- EXERCISE
How many lines in the records below hold the string "title"? Please answer with the number and nothing more.

- DATA SHOWN
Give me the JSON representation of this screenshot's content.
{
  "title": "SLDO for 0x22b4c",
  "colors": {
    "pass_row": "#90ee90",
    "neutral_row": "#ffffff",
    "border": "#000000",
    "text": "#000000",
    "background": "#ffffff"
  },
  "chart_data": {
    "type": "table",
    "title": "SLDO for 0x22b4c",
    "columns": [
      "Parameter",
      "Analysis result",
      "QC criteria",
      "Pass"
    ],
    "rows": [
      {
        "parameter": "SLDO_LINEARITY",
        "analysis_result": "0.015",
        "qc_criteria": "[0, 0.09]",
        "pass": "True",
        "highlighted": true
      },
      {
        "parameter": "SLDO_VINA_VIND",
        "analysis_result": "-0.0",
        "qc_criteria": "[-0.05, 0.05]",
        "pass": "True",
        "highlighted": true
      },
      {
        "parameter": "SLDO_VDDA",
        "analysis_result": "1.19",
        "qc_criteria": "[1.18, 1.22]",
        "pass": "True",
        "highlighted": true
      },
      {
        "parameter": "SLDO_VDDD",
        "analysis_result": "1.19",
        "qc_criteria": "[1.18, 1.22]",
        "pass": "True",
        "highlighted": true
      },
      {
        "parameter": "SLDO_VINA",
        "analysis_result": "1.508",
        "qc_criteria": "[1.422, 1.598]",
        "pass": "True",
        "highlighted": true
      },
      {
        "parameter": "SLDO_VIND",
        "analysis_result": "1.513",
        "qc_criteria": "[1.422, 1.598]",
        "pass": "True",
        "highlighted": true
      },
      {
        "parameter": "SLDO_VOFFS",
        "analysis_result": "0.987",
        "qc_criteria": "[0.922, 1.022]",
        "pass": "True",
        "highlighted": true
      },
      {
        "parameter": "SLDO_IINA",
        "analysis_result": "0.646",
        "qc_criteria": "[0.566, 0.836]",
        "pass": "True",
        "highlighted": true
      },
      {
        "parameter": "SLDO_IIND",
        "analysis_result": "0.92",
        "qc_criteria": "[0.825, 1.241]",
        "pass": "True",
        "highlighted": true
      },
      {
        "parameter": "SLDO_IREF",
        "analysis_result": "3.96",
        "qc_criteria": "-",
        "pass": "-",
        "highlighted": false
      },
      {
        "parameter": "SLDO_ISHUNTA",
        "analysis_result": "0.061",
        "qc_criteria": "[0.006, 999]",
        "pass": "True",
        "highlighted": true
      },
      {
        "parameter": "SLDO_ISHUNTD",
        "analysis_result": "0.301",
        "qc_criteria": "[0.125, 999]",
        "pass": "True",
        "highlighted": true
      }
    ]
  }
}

- THE REPLY
2